» TASK OBJECTIVE
Output each entry exactly; skip nothing.

» RECORDS PROVIDED
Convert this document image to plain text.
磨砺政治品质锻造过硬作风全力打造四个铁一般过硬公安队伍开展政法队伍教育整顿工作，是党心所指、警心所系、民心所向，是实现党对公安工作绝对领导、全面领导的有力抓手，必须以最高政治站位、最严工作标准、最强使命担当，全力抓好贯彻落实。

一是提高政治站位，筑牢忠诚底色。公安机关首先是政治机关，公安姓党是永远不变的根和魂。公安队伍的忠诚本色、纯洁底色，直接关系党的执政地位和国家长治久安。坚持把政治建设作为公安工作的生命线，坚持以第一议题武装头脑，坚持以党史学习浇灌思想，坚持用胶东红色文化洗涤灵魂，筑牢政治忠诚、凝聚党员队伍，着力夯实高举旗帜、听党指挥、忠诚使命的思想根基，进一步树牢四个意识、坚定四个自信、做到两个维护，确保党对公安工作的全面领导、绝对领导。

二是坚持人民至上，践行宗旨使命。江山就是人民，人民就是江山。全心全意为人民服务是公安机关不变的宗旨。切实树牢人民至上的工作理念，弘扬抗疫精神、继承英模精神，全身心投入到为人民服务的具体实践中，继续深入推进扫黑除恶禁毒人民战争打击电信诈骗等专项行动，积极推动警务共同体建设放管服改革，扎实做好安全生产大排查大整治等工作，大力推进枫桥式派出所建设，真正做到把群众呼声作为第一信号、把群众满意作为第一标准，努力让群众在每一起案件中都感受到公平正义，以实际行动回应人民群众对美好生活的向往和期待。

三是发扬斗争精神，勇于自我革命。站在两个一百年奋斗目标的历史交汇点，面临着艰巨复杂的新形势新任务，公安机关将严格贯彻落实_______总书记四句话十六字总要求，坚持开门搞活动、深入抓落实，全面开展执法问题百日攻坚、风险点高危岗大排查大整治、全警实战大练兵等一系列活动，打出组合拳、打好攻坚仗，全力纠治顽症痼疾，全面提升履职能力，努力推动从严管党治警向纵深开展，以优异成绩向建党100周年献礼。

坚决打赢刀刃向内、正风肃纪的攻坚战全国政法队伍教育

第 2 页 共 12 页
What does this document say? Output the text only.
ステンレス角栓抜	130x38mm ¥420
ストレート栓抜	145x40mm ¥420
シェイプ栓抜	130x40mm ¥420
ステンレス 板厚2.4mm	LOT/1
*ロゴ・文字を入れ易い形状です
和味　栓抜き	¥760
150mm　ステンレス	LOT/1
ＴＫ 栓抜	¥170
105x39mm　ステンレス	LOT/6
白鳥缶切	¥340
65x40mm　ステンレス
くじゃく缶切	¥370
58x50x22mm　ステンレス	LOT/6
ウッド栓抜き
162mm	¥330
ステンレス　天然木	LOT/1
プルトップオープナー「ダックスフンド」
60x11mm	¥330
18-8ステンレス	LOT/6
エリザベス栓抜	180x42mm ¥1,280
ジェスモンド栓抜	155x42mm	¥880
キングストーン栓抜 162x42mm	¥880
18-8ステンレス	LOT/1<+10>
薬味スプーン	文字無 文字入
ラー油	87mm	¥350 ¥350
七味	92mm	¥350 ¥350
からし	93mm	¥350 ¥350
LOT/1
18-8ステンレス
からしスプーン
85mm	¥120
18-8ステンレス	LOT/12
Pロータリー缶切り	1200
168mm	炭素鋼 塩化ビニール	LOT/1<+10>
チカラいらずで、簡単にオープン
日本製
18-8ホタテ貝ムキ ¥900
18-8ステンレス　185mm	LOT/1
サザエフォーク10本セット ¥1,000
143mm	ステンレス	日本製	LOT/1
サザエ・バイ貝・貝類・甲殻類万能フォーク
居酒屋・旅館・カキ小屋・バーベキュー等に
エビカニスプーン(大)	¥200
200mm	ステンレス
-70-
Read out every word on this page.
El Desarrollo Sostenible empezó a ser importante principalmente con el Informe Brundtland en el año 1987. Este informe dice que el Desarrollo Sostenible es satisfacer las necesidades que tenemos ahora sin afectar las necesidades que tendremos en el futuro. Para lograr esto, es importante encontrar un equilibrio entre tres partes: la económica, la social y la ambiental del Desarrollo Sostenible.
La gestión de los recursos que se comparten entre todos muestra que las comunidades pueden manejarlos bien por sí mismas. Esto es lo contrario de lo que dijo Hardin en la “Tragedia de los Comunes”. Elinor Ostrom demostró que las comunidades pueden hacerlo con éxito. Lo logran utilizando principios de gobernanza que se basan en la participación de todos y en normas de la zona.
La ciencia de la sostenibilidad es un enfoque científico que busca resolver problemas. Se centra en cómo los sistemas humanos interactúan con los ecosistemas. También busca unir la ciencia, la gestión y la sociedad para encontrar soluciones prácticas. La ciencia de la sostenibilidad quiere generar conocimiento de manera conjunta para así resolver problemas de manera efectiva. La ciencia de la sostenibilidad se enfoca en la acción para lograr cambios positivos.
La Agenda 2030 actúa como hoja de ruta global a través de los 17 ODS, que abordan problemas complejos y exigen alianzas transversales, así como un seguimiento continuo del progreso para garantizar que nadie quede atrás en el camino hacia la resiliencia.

» SOLUTION FOR THIS PROBLEM
Convert this document image to plain text.
磨砺政治品质锻造过硬作风全力打造四个铁一般过硬公安队伍开展政法队伍教育整顿工作，是党心所指、警心所系、民心所向，是实现党对公安工作绝对领导、全面领导的有力抓手，必须以最高政治站位、最严工作标准、最强使命担当，全力抓好贯彻落实。

一是提高政治站位，筑牢忠诚底色。公安机关首先是政治机关，公安姓党是永远不变的根和魂。公安队伍的忠诚本色、纯洁底色，直接关系党的执政地位和国家长治久安。坚持把政治建设作为公安工作的生命线，坚持以第一议题武装头脑，坚持以党史学习浇灌思想，坚持用胶东红色文化洗涤灵魂，筑牢政治忠诚、凝聚党员队伍，着力夯实高举旗帜、听党指挥、忠诚使命的思想根基，进一步树牢四个意识、坚定四个自信、做到两个维护，确保党对公安工作的全面领导、绝对领导。

二是坚持人民至上，践行宗旨使命。江山就是人民，人民就是江山。全心全意为人民服务是公安机关不变的宗旨。切实树牢人民至上的工作理念，弘扬抗疫精神、继承英模精神，全身心投入到为人民服务的具体实践中，继续深入推进扫黑除恶禁毒人民战争打击电信诈骗等专项行动，积极推动警务共同体建设放管服改革，扎实做好安全生产大排查大整治等工作，大力推进枫桥式派出所建设，真正做到把群众呼声作为第一信号、把群众满意作为第一标准，努力让群众在每一起案件中都感受到公平正义，以实际行动回应人民群众对美好生活的向往和期待。

三是发扬斗争精神，勇于自我革命。站在两个一百年奋斗目标的历史交汇点，面临着艰巨复杂的新形势新任务，公安机关将严格贯彻落实_______总书记四句话十六字总要求，坚持开门搞活动、深入抓落实，全面开展执法问题百日攻坚、风险点高危岗大排查大整治、全警实战大练兵等一系列活动，打出组合拳、打好攻坚仗，全力纠治顽症痼疾，全面提升履职能力，努力推动从严管党治警向纵深开展，以优异成绩向建党100周年献礼。

坚决打赢刀刃向内、正风肃纪的攻坚战全国政法队伍教育

第 2 页 共 12 页
What does this document say? Output the text only.
ステンレス角栓抜	130x38mm ¥420
ストレート栓抜	145x40mm ¥420
シェイプ栓抜	130x40mm ¥420
ステンレス 板厚2.4mm	LOT/1
*ロゴ・文字を入れ易い形状です
和味　栓抜き	¥760
150mm　ステンレス	LOT/1
ＴＫ 栓抜	¥170
105x39mm　ステンレス	LOT/6
白鳥缶切	¥340
65x40mm　ステンレス
くじゃく缶切	¥370
58x50x22mm　ステンレス	LOT/6
ウッド栓抜き
162mm	¥330
ステンレス　天然木	LOT/1
プルトップオープナー「ダックスフンド」
60x11mm	¥330
18-8ステンレス	LOT/6
エリザベス栓抜	180x42mm ¥1,280
ジェスモンド栓抜	155x42mm	¥880
キングストーン栓抜 162x42mm	¥880
18-8ステンレス	LOT/1<+10>
薬味スプーン	文字無 文字入
ラー油	87mm	¥350 ¥350
七味	92mm	¥350 ¥350
からし	93mm	¥350 ¥350
LOT/1
18-8ステンレス
からしスプーン
85mm	¥120
18-8ステンレス	LOT/12
Pロータリー缶切り	1200
168mm	炭素鋼 塩化ビニール	LOT/1<+10>
チカラいらずで、簡単にオープン
日本製
18-8ホタテ貝ムキ ¥900
18-8ステンレス　185mm	LOT/1
サザエフォーク10本セット ¥1,000
143mm	ステンレス	日本製	LOT/1
サザエ・バイ貝・貝類・甲殻類万能フォーク
居酒屋・旅館・カキ小屋・バーベキュー等に
エビカニスプーン(大)	¥200
200mm	ステンレス
-70-
Read out every word on this page.
El Desarrollo Sostenible empezó a ser importante principalmente con el Informe Brundtland en el año 1987. Este informe dice que el Desarrollo Sostenible es satisfacer las necesidades que tenemos ahora sin afectar las necesidades que tendremos en el futuro. Para lograr esto, es importante encontrar un equilibrio entre tres partes: la económica, la social y la ambiental del Desarrollo Sostenible.
La gestión de los recursos que se comparten entre todos muestra que las comunidades pueden manejarlos bien por sí mismas. Esto es lo contrario de lo que dijo Hardin en la “Tragedia de los Comunes”. Elinor Ostrom demostró que las comunidades pueden hacerlo con éxito. Lo logran utilizando principios de gobernanza que se basan en la participación de todos y en normas de la zona.
La ciencia de la sostenibilidad es un enfoque científico que busca resolver problemas. Se centra en cómo los sistemas humanos interactúan con los ecosistemas. También busca unir la ciencia, la gestión y la sociedad para encontrar soluciones prácticas. La ciencia de la sostenibilidad quiere generar conocimiento de manera conjunta para así resolver problemas de manera efectiva. La ciencia de la sostenibilidad se enfoca en la acción para lograr cambios positivos.
La Agenda 2030 actúa como hoja de ruta global a través de los 17 ODS, que abordan problemas complejos y exigen alianzas transversales, así como un seguimiento continuo del progreso para garantizar que nadie quede atrás en el camino hacia la resiliencia.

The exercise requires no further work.